EXERCISE PROMPT: Reproduce the data below in full and exclude every picture.
■ ■ ■ ■ ■
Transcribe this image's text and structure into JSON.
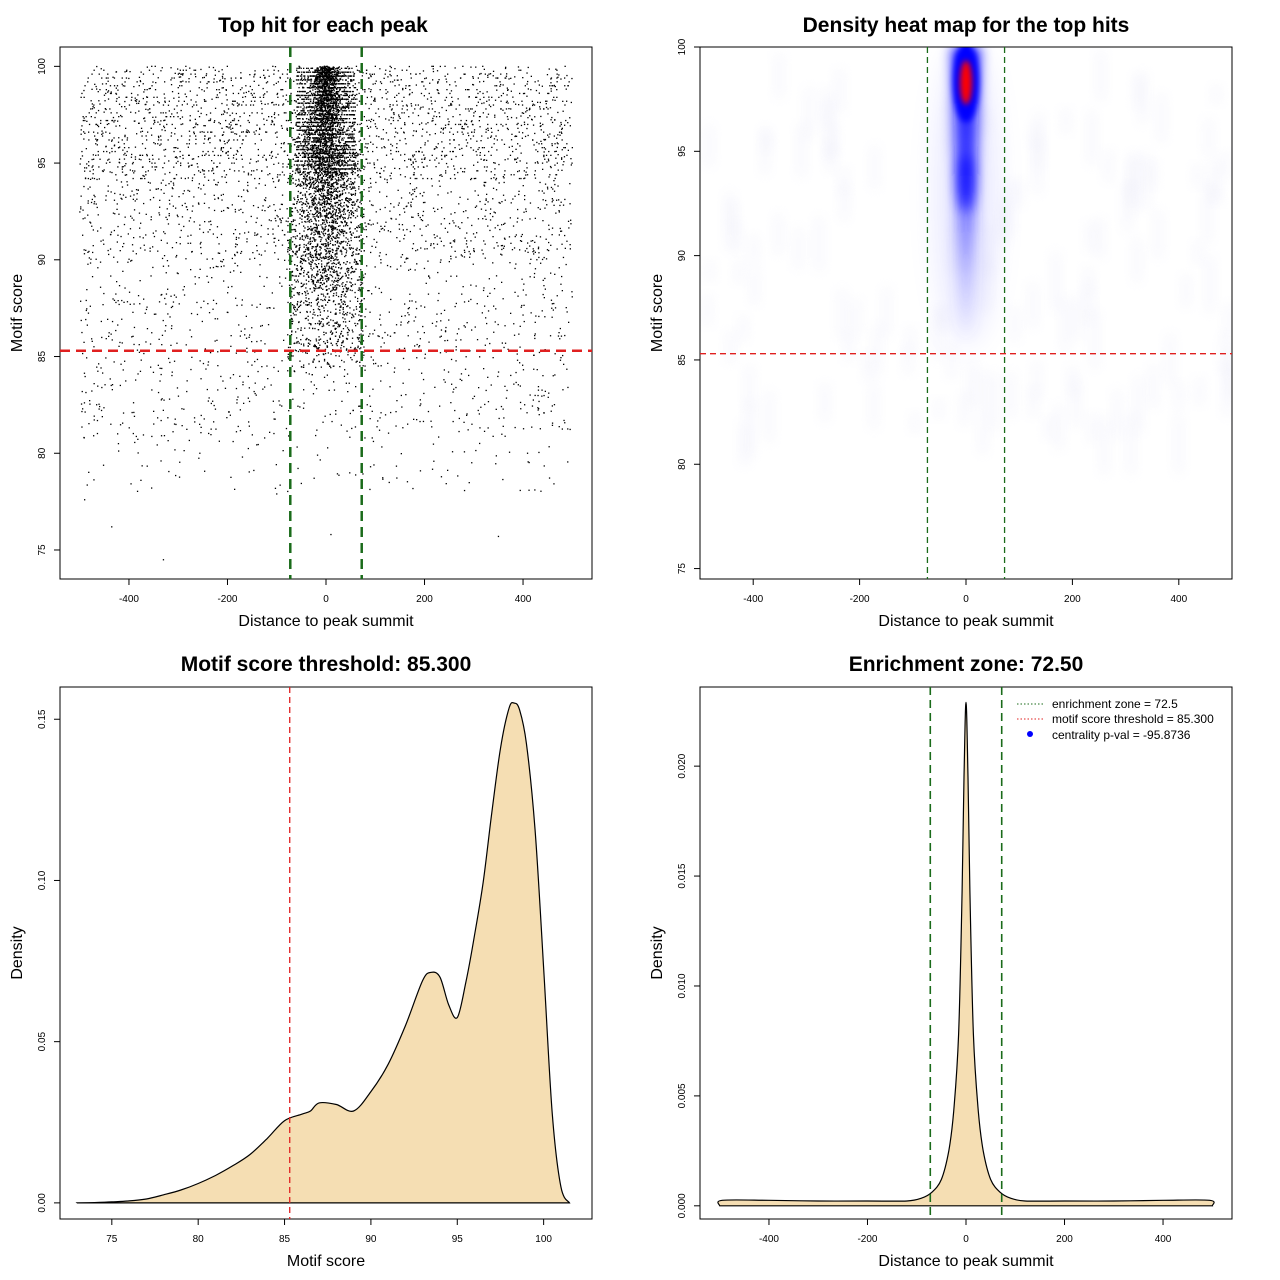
{
  "colors": {
    "enrichment_line": "#1a6b1a",
    "threshold_line": "#e02020",
    "density_fill": "#f5deb3",
    "heat_core": "#ff0000",
    "heat_mid": "#0000ff",
    "points": "#000000"
  },
  "chart_data": [
    {
      "id": "scatter",
      "type": "scatter",
      "title": "Top hit for each peak",
      "xlabel": "Distance to peak summit",
      "ylabel": "Motif score",
      "xlim": [
        -540,
        540
      ],
      "ylim": [
        73.5,
        101
      ],
      "xticks": [
        -400,
        -200,
        0,
        200,
        400
      ],
      "yticks": [
        75,
        80,
        85,
        90,
        95,
        100
      ],
      "x_range_points": [
        -500,
        500
      ],
      "vlines": [
        -72.5,
        72.5
      ],
      "hline": 85.3,
      "outliers": [
        [
          -435,
          76.2
        ],
        [
          -330,
          74.5
        ],
        [
          -490,
          77.6
        ],
        [
          350,
          75.7
        ],
        [
          10,
          75.8
        ],
        [
          -100,
          77.9
        ]
      ]
    },
    {
      "id": "heatmap",
      "type": "heatmap",
      "title": "Density heat map for the top hits",
      "xlabel": "Distance to peak summit",
      "ylabel": "Motif score",
      "xlim": [
        -500,
        500
      ],
      "ylim": [
        74.5,
        100
      ],
      "xticks": [
        -400,
        -200,
        0,
        200,
        400
      ],
      "yticks": [
        75,
        80,
        85,
        90,
        95,
        100
      ],
      "vlines": [
        -72.5,
        72.5
      ],
      "hline": 85.3,
      "hotspot": {
        "x": 0,
        "y": 98.3
      }
    },
    {
      "id": "score_density",
      "type": "area",
      "title": "Motif score threshold: 85.300",
      "xlabel": "Motif score",
      "ylabel": "Density",
      "xlim": [
        72,
        102.8
      ],
      "ylim": [
        -0.005,
        0.16
      ],
      "xticks": [
        75,
        80,
        85,
        90,
        95,
        100
      ],
      "yticks": [
        0.0,
        0.05,
        0.1,
        0.15
      ],
      "ytick_labels": [
        "0.00",
        "0.05",
        "0.10",
        "0.15"
      ],
      "vline": 85.3,
      "x": [
        73,
        74,
        75,
        76,
        77,
        78,
        79,
        80,
        81,
        82,
        83,
        84,
        85,
        86,
        86.5,
        87,
        88,
        89,
        90,
        91,
        92,
        93,
        93.5,
        94,
        94.5,
        95,
        95.5,
        96,
        96.5,
        97,
        97.5,
        98,
        98.3,
        98.6,
        99,
        99.5,
        100,
        100.5,
        101,
        101.5
      ],
      "y": [
        0.0,
        0.0001,
        0.0003,
        0.0006,
        0.0012,
        0.0025,
        0.004,
        0.006,
        0.0085,
        0.0115,
        0.015,
        0.02,
        0.0255,
        0.0275,
        0.0285,
        0.031,
        0.0305,
        0.0285,
        0.0345,
        0.043,
        0.055,
        0.069,
        0.0715,
        0.07,
        0.0615,
        0.0575,
        0.0685,
        0.083,
        0.0995,
        0.121,
        0.141,
        0.1535,
        0.155,
        0.153,
        0.1425,
        0.116,
        0.073,
        0.0275,
        0.005,
        0.0
      ]
    },
    {
      "id": "distance_density",
      "type": "area",
      "title": "Enrichment zone: 72.50",
      "xlabel": "Distance to peak summit",
      "ylabel": "Density",
      "xlim": [
        -540,
        540
      ],
      "ylim": [
        -0.0006,
        0.0236
      ],
      "xticks": [
        -400,
        -200,
        0,
        200,
        400
      ],
      "yticks": [
        0.0,
        0.005,
        0.01,
        0.015,
        0.02
      ],
      "ytick_labels": [
        "0.000",
        "0.005",
        "0.010",
        "0.015",
        "0.020"
      ],
      "vlines": [
        -72.5,
        72.5
      ],
      "x": [
        -500,
        -495,
        -400,
        -300,
        -200,
        -120,
        -90,
        -70,
        -50,
        -35,
        -25,
        -15,
        -8,
        -4,
        0,
        4,
        8,
        15,
        25,
        35,
        50,
        70,
        90,
        120,
        200,
        300,
        400,
        495,
        500
      ],
      "y": [
        0.0,
        0.00025,
        0.00025,
        0.00022,
        0.00022,
        0.00022,
        0.00035,
        0.0006,
        0.0012,
        0.0025,
        0.0043,
        0.0078,
        0.0143,
        0.0195,
        0.0229,
        0.0195,
        0.0143,
        0.0078,
        0.0043,
        0.0025,
        0.0012,
        0.0006,
        0.00035,
        0.00022,
        0.00022,
        0.00022,
        0.00025,
        0.00025,
        0.0
      ],
      "legend": {
        "position": "top-right",
        "entries": [
          {
            "label": "enrichment zone = 72.5",
            "style": "dotted",
            "color": "#1a6b1a"
          },
          {
            "label": "motif score threshold = 85.300",
            "style": "dotted",
            "color": "#e02020"
          },
          {
            "label": "centrality p-val = -95.8736",
            "style": "point",
            "color": "#0000ff"
          }
        ]
      }
    }
  ]
}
■ ■ ■ ■ ■
WRITTEN SOLUTION:
Transcribe this image's text and structure into JSON.
{
  "colors": {
    "enrichment_line": "#1a6b1a",
    "threshold_line": "#e02020",
    "density_fill": "#f5deb3",
    "heat_core": "#ff0000",
    "heat_mid": "#0000ff",
    "points": "#000000"
  },
  "chart_data": [
    {
      "id": "scatter",
      "type": "scatter",
      "title": "Top hit for each peak",
      "xlabel": "Distance to peak summit",
      "ylabel": "Motif score",
      "xlim": [
        -540,
        540
      ],
      "ylim": [
        73.5,
        101
      ],
      "xticks": [
        -400,
        -200,
        0,
        200,
        400
      ],
      "yticks": [
        75,
        80,
        85,
        90,
        95,
        100
      ],
      "x_range_points": [
        -500,
        500
      ],
      "vlines": [
        -72.5,
        72.5
      ],
      "hline": 85.3,
      "outliers": [
        [
          -435,
          76.2
        ],
        [
          -330,
          74.5
        ],
        [
          -490,
          77.6
        ],
        [
          350,
          75.7
        ],
        [
          10,
          75.8
        ],
        [
          -100,
          77.9
        ]
      ]
    },
    {
      "id": "heatmap",
      "type": "heatmap",
      "title": "Density heat map for the top hits",
      "xlabel": "Distance to peak summit",
      "ylabel": "Motif score",
      "xlim": [
        -500,
        500
      ],
      "ylim": [
        74.5,
        100
      ],
      "xticks": [
        -400,
        -200,
        0,
        200,
        400
      ],
      "yticks": [
        75,
        80,
        85,
        90,
        95,
        100
      ],
      "vlines": [
        -72.5,
        72.5
      ],
      "hline": 85.3,
      "hotspot": {
        "x": 0,
        "y": 98.3
      }
    },
    {
      "id": "score_density",
      "type": "area",
      "title": "Motif score threshold: 85.300",
      "xlabel": "Motif score",
      "ylabel": "Density",
      "xlim": [
        72,
        102.8
      ],
      "ylim": [
        -0.005,
        0.16
      ],
      "xticks": [
        75,
        80,
        85,
        90,
        95,
        100
      ],
      "yticks": [
        0.0,
        0.05,
        0.1,
        0.15
      ],
      "ytick_labels": [
        "0.00",
        "0.05",
        "0.10",
        "0.15"
      ],
      "vline": 85.3,
      "x": [
        73,
        74,
        75,
        76,
        77,
        78,
        79,
        80,
        81,
        82,
        83,
        84,
        85,
        86,
        86.5,
        87,
        88,
        89,
        90,
        91,
        92,
        93,
        93.5,
        94,
        94.5,
        95,
        95.5,
        96,
        96.5,
        97,
        97.5,
        98,
        98.3,
        98.6,
        99,
        99.5,
        100,
        100.5,
        101,
        101.5
      ],
      "y": [
        0.0,
        0.0001,
        0.0003,
        0.0006,
        0.0012,
        0.0025,
        0.004,
        0.006,
        0.0085,
        0.0115,
        0.015,
        0.02,
        0.0255,
        0.0275,
        0.0285,
        0.031,
        0.0305,
        0.0285,
        0.0345,
        0.043,
        0.055,
        0.069,
        0.0715,
        0.07,
        0.0615,
        0.0575,
        0.0685,
        0.083,
        0.0995,
        0.121,
        0.141,
        0.1535,
        0.155,
        0.153,
        0.1425,
        0.116,
        0.073,
        0.0275,
        0.005,
        0.0
      ]
    },
    {
      "id": "distance_density",
      "type": "area",
      "title": "Enrichment zone: 72.50",
      "xlabel": "Distance to peak summit",
      "ylabel": "Density",
      "xlim": [
        -540,
        540
      ],
      "ylim": [
        -0.0006,
        0.0236
      ],
      "xticks": [
        -400,
        -200,
        0,
        200,
        400
      ],
      "yticks": [
        0.0,
        0.005,
        0.01,
        0.015,
        0.02
      ],
      "ytick_labels": [
        "0.000",
        "0.005",
        "0.010",
        "0.015",
        "0.020"
      ],
      "vlines": [
        -72.5,
        72.5
      ],
      "x": [
        -500,
        -495,
        -400,
        -300,
        -200,
        -120,
        -90,
        -70,
        -50,
        -35,
        -25,
        -15,
        -8,
        -4,
        0,
        4,
        8,
        15,
        25,
        35,
        50,
        70,
        90,
        120,
        200,
        300,
        400,
        495,
        500
      ],
      "y": [
        0.0,
        0.00025,
        0.00025,
        0.00022,
        0.00022,
        0.00022,
        0.00035,
        0.0006,
        0.0012,
        0.0025,
        0.0043,
        0.0078,
        0.0143,
        0.0195,
        0.0229,
        0.0195,
        0.0143,
        0.0078,
        0.0043,
        0.0025,
        0.0012,
        0.0006,
        0.00035,
        0.00022,
        0.00022,
        0.00022,
        0.00025,
        0.00025,
        0.0
      ],
      "legend": {
        "position": "top-right",
        "entries": [
          {
            "label": "enrichment zone = 72.5",
            "style": "dotted",
            "color": "#1a6b1a"
          },
          {
            "label": "motif score threshold = 85.300",
            "style": "dotted",
            "color": "#e02020"
          },
          {
            "label": "centrality p-val = -95.8736",
            "style": "point",
            "color": "#0000ff"
          }
        ]
      }
    }
  ]
}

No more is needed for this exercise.